— Begin Text segment —

Society and its metabolism together form an autopoietic system, a complex system that reproduces itself. Neither culture nor social metabolism can reproduce themselves in isolation. Humans need food and shelter, which is delivered by social metabolism, and the latter needs humans to operate it.

Studies of social metabolism can be carried out at different levels of system aggregation, see material flow analysis. In material flow accounting, for example, the inputs and outputs of materials and energy of a particular state or region, as well as imports and exports, are analysed. Such studies are facilitated by the ease of access to information about commercial transactions.

Social or socioeconomic metabolism stipulates that human society and its interaction with nature form a complex self-reproducing system, and it can therefore be seen as paradigm for studying the biophysical basis of human societies under the aspect of self-reproduction. "A common paradigm can facilitate model combination and integration, which can lead to more robust and comprehensive interdisciplinary assessments of sustainable development strategies. ... The use of social or socioeconomic metabolism as paradigm can help to justify alternative economic concepts."

— End Text segment —

Written exercise 1. Revise the passage on social metabolism from "Society and its metabolism" through "to operate it.", substituting "housing" for "shelter".

— Begin Data provided —

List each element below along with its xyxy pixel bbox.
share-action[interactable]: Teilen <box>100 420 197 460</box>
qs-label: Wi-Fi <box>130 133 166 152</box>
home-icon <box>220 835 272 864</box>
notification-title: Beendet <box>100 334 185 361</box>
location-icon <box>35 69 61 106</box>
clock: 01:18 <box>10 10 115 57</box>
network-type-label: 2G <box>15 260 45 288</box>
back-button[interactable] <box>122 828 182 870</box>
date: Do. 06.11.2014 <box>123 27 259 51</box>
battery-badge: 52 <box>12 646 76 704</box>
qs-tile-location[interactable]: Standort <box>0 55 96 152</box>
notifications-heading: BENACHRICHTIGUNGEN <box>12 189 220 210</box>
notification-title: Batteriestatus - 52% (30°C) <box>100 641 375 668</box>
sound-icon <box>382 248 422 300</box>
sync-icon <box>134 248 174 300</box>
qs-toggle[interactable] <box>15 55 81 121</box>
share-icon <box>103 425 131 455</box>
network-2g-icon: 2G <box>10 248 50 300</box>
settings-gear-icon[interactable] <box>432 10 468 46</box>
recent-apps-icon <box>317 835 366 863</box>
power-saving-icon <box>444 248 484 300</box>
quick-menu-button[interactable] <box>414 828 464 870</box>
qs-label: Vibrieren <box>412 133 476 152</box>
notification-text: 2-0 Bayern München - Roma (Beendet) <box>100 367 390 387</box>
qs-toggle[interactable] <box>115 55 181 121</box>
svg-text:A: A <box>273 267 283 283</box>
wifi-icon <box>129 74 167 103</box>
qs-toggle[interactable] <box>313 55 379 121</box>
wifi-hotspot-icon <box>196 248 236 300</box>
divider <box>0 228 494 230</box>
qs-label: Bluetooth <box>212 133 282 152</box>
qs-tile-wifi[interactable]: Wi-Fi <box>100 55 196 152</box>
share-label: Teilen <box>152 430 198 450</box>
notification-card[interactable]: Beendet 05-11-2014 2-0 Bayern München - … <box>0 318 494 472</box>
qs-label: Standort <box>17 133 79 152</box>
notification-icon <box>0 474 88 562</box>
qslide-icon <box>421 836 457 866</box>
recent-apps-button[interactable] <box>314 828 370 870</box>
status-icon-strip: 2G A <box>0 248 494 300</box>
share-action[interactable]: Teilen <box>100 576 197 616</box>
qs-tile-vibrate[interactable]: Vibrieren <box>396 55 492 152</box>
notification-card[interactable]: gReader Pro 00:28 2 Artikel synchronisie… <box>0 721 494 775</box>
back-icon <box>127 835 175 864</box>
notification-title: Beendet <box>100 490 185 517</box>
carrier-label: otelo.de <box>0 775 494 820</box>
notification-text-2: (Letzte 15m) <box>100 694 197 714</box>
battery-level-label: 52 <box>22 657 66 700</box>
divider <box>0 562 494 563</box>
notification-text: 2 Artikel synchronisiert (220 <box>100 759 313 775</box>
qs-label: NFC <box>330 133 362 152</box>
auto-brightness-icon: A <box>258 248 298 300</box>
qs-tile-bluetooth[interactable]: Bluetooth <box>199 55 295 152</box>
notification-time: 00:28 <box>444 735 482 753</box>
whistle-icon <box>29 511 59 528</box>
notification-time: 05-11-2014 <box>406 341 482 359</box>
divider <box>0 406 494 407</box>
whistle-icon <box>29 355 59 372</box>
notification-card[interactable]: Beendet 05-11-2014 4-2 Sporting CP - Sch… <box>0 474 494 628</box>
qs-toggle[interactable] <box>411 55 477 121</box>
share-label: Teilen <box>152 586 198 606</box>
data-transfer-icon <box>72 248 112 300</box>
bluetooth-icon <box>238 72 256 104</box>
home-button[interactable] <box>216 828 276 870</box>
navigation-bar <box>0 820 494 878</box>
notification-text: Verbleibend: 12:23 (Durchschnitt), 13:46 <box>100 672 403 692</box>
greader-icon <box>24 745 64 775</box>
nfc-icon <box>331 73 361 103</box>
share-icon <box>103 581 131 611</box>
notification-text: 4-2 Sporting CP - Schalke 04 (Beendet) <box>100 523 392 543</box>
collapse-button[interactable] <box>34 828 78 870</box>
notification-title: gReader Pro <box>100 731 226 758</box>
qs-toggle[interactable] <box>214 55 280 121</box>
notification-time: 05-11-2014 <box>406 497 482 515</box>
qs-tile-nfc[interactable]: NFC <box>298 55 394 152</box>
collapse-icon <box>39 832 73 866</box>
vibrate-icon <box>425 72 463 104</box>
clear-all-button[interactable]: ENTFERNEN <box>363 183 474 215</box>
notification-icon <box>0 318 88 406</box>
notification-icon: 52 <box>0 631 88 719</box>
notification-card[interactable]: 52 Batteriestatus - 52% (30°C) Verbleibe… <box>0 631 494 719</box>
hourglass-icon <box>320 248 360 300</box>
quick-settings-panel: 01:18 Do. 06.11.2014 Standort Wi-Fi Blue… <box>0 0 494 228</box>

— End Data provided —

Written exercise 2. Lay out the records as a Markdown table with columns "Row" and "Line", one row number and one line per row, from the start of the records through the line that contains "wifi-icon <box>129 74 167 103</box>", omitting blank lines.

Written answer 1.
Society and its metabolism together form an autopoietic system, a complex system that reproduces itself. Neither culture nor social metabolism can reproduce themselves in isolation. Humans need food and housing, which is delivered by social metabolism, and the latter needs humans to operate it.

Written answer 2.
| Row | Line |
|---|---|
| 1 | List each element below along with its xyxy pixel bbox. |
| 2 | share-action[interactable]: Teilen <box>100 420 197 460</box> |
| 3 | qs-label: Wi-Fi <box>130 133 166 152</box> |
| 4 | home-icon <box>220 835 272 864</box> |
| 5 | notification-title: Beendet <box>100 334 185 361</box> |
| 6 | location-icon <box>35 69 61 106</box> |
| 7 | clock: 01:18 <box>10 10 115 57</box> |
| 8 | network-type-label: 2G <box>15 260 45 288</box> |
| 9 | back-button[interactable] <box>122 828 182 870</box> |
| 10 | date: Do. 06.11.2014 <box>123 27 259 51</box> |
| 11 | battery-badge: 52 <box>12 646 76 704</box> |
| 12 | qs-tile-location[interactable]: Standort <box>0 55 96 152</box> |
| 13 | notifications-heading: BENACHRICHTIGUNGEN <box>12 189 220 210</box> |
| 14 | notification-title: Batteriestatus - 52% (30°C) <box>100 641 375 668</box> |
| 15 | sound-icon <box>382 248 422 300</box> |
| 16 | sync-icon <box>134 248 174 300</box> |
| 17 | qs-toggle[interactable] <box>15 55 81 121</box> |
| 18 | share-icon <box>103 425 131 455</box> |
| 19 | network-2g-icon: 2G <box>10 248 50 300</box> |
| 20 | settings-gear-icon[interactable] <box>432 10 468 46</box> |
| 21 | recent-apps-icon <box>317 835 366 863</box> |
| 22 | power-saving-icon <box>444 248 484 300</box> |
| 23 | quick-menu-button[interactable] <box>414 828 464 870</box> |
| 24 | qs-label: Vibrieren <box>412 133 476 152</box> |
| 25 | notification-text: 2-0 Bayern München - Roma (Beendet) <box>100 367 390 387</box> |
| 26 | qs-toggle[interactable] <box>115 55 181 121</box> |
| 27 | svg-text:A: A <box>273 267 283 283</box> |
| 28 | wifi-icon <box>129 74 167 103</box> |